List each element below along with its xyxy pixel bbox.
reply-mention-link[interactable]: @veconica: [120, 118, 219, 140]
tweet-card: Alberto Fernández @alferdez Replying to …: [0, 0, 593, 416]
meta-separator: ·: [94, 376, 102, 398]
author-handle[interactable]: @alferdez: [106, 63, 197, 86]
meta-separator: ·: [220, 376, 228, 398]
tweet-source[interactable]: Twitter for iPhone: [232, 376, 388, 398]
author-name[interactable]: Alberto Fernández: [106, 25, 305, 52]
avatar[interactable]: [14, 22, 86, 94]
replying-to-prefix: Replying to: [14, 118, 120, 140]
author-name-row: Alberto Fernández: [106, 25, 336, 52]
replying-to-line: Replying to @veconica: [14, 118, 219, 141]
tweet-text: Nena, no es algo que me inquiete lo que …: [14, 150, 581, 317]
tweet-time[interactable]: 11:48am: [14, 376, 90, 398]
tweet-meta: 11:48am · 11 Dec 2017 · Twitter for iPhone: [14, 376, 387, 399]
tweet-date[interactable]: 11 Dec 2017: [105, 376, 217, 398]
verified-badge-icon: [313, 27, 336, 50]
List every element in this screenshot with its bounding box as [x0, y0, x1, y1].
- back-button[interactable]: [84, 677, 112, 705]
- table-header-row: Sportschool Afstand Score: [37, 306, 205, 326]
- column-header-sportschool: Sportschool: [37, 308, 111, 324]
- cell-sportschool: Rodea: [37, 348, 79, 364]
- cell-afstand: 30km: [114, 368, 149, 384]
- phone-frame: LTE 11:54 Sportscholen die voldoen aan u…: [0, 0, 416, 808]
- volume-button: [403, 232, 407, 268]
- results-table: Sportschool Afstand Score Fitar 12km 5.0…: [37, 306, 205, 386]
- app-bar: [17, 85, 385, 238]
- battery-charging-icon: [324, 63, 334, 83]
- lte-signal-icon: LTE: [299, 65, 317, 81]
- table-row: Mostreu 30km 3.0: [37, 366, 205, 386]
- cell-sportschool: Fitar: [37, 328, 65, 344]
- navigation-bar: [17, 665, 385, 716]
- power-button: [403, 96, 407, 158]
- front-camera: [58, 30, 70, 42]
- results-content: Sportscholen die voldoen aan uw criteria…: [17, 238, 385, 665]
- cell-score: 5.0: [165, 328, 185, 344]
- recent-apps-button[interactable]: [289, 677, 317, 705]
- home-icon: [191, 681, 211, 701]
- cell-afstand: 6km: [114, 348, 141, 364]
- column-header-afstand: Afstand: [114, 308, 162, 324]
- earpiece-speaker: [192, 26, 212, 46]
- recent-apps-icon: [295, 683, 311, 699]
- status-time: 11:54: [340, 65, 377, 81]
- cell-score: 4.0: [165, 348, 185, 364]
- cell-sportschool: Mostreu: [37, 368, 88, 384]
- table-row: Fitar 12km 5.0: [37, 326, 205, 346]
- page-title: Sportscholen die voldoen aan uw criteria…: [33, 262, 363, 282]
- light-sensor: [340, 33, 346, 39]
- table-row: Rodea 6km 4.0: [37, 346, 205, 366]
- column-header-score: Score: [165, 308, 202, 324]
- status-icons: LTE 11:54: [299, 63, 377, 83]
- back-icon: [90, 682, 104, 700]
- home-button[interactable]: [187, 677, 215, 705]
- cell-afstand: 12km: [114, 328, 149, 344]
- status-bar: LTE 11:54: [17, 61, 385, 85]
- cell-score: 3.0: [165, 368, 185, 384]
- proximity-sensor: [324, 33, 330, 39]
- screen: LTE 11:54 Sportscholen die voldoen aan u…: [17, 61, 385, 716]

EXERCISE: Please edit the lines from the first one through the line containing "author-name-row: Alberto Fernández: [106, 25, 336, 52]", changing "meta-separator" to "dot-separator" and leaving everything else the same. Give only those lines.

FINAL RESULT:
List each element below along with its xyxy pixel bbox.
reply-mention-link[interactable]: @veconica: [120, 118, 219, 140]
tweet-card: Alberto Fernández @alferdez Replying to …: [0, 0, 593, 416]
dot-separator: ·: [94, 376, 102, 398]
author-handle[interactable]: @alferdez: [106, 63, 197, 86]
dot-separator: ·: [220, 376, 228, 398]
tweet-source[interactable]: Twitter for iPhone: [232, 376, 388, 398]
author-name[interactable]: Alberto Fernández: [106, 25, 305, 52]
avatar[interactable]: [14, 22, 86, 94]
replying-to-prefix: Replying to: [14, 118, 120, 140]
author-name-row: Alberto Fernández: [106, 25, 336, 52]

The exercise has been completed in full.